Data records
────────────────

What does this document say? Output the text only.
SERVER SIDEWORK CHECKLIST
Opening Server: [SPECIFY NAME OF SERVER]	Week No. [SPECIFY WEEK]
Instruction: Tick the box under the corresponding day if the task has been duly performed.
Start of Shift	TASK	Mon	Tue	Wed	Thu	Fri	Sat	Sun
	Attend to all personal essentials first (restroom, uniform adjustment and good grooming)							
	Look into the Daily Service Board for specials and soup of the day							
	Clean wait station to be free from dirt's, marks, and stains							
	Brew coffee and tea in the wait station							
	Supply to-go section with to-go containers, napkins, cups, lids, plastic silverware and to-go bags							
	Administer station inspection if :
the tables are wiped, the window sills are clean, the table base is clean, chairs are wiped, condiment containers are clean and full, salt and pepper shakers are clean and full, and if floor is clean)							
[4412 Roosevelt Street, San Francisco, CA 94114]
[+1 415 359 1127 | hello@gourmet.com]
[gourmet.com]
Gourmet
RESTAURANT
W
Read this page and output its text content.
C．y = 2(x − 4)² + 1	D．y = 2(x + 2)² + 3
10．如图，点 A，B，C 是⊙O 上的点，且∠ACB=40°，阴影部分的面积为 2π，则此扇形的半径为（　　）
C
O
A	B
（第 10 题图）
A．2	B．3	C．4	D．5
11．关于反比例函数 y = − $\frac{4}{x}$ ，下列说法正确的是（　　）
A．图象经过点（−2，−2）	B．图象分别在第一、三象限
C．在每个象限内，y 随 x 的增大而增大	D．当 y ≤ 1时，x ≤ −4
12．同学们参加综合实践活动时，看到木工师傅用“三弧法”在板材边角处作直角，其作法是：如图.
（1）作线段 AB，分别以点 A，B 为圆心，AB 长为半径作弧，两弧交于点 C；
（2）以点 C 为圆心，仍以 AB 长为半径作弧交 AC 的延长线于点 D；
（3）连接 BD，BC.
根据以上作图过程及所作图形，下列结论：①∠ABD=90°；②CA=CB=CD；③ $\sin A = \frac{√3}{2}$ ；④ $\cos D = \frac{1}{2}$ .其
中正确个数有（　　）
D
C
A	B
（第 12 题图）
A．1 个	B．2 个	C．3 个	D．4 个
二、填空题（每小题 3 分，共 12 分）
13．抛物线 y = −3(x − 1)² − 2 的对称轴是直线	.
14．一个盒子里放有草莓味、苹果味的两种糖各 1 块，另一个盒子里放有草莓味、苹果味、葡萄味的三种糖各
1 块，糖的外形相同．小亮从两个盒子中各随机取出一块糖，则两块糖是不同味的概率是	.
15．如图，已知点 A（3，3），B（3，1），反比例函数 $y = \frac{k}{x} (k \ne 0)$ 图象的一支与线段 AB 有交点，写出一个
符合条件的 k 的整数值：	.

────────────────

— Requirement —
Find every line containing the word "SERVER", then give the total and nothing more.

— Correct output —
2